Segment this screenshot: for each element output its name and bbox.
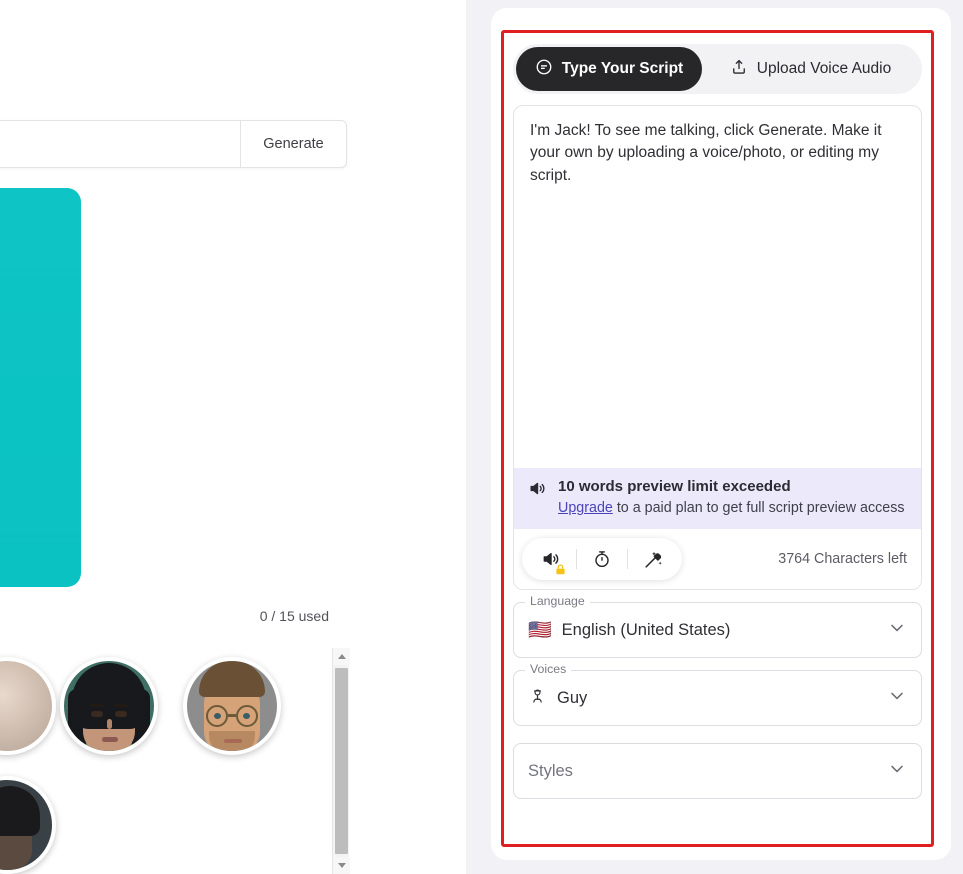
+===+
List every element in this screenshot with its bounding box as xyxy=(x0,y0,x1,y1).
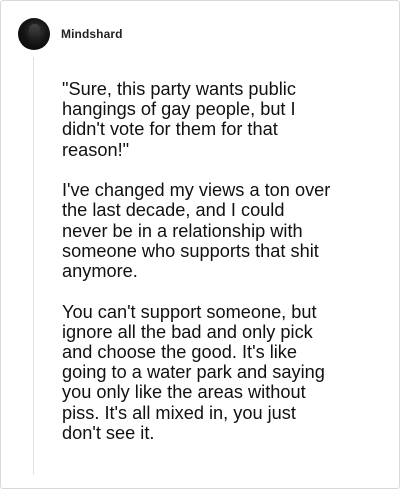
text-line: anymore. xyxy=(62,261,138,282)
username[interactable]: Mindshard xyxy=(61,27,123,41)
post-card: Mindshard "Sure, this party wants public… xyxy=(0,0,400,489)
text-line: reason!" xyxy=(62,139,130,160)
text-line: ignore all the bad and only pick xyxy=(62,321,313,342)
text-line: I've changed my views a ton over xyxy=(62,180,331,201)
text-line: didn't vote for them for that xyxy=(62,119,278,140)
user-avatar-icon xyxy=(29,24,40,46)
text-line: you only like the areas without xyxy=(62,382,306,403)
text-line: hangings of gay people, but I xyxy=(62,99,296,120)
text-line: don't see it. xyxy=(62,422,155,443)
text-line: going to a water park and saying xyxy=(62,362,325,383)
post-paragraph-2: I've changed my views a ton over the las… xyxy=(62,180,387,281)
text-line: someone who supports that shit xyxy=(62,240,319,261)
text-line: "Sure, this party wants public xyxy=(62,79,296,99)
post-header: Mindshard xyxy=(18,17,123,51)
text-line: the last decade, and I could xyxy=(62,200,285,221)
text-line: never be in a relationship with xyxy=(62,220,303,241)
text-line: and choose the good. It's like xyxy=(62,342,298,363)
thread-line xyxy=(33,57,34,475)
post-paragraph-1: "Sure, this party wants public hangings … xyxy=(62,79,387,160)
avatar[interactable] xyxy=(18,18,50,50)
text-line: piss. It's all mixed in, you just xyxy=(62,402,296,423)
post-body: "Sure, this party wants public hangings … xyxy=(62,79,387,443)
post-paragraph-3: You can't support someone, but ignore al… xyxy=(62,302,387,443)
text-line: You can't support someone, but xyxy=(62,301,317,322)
+===+
### What the exercise asks
Write out the rows without changes, starting at the line that contains "List every element" and ending after the line that contains "wants public… xyxy=(0,0,400,489)". Leave the pictures out.

### Written answer
List every element in this screenshot with its bounding box as xyxy=(x0,y0,x1,y1).
text-line: anymore. xyxy=(62,261,138,282)
username[interactable]: Mindshard xyxy=(61,27,123,41)
post-card: Mindshard "Sure, this party wants public… xyxy=(0,0,400,489)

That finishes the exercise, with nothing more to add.